# start of INFORMATION SHOWN
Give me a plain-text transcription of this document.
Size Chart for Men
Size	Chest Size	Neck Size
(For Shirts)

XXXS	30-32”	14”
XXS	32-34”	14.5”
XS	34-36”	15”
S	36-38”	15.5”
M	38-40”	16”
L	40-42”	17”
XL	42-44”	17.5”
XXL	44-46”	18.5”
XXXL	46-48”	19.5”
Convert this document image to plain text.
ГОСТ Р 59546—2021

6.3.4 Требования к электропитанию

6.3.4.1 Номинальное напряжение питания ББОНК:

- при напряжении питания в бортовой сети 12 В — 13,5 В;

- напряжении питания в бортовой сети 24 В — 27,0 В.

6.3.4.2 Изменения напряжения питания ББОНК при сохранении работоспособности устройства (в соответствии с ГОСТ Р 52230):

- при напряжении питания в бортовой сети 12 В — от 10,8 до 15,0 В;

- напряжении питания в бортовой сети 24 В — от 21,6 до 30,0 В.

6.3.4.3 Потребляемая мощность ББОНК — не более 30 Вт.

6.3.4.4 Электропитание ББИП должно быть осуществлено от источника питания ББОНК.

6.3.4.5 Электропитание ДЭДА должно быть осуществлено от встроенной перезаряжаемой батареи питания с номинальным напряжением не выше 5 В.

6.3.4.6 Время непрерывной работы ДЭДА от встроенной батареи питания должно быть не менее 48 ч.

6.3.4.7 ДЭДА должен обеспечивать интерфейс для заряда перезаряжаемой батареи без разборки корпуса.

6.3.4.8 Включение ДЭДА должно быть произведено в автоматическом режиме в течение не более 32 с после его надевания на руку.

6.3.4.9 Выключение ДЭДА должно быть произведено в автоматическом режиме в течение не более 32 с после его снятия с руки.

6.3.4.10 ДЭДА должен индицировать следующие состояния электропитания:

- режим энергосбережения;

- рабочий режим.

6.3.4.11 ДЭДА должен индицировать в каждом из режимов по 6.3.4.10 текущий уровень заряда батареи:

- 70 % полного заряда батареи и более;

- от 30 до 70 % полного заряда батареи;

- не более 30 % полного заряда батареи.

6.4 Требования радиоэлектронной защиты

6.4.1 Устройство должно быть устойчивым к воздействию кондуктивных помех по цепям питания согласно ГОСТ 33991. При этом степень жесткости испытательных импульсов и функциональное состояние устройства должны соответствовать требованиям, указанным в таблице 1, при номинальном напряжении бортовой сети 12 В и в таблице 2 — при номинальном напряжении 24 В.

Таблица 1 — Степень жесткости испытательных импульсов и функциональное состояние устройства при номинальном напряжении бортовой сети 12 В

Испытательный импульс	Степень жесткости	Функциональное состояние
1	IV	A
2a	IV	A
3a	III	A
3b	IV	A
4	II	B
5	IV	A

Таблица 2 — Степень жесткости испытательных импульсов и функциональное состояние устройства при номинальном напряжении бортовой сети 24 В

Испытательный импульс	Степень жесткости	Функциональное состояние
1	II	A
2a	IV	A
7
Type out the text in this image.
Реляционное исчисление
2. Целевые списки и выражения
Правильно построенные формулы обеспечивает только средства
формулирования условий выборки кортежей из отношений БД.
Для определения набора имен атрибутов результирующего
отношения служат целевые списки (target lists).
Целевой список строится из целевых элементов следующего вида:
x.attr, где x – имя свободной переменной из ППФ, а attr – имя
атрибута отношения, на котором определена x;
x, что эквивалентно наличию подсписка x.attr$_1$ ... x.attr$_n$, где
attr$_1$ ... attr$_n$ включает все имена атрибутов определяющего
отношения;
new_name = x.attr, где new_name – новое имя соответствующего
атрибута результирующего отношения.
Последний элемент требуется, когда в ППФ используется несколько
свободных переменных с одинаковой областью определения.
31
# end of INFORMATION SHOWN
Where a line of the material above holds the string "более", copy that line.

EXERCISE ANSWER:
6.3.4.3 Потребляемая мощность ББОНК — не более 30 Вт.
6.3.4.8 Включение ДЭДА должно быть произведено в автоматическом режиме в течение не более 32 с после его надевания на руку.
6.3.4.9 Выключение ДЭДА должно быть произведено в автоматическом режиме в течение не более 32 с после его снятия с руки.
- 70 % полного заряда батареи и более;
- не более 30 % полного заряда батареи.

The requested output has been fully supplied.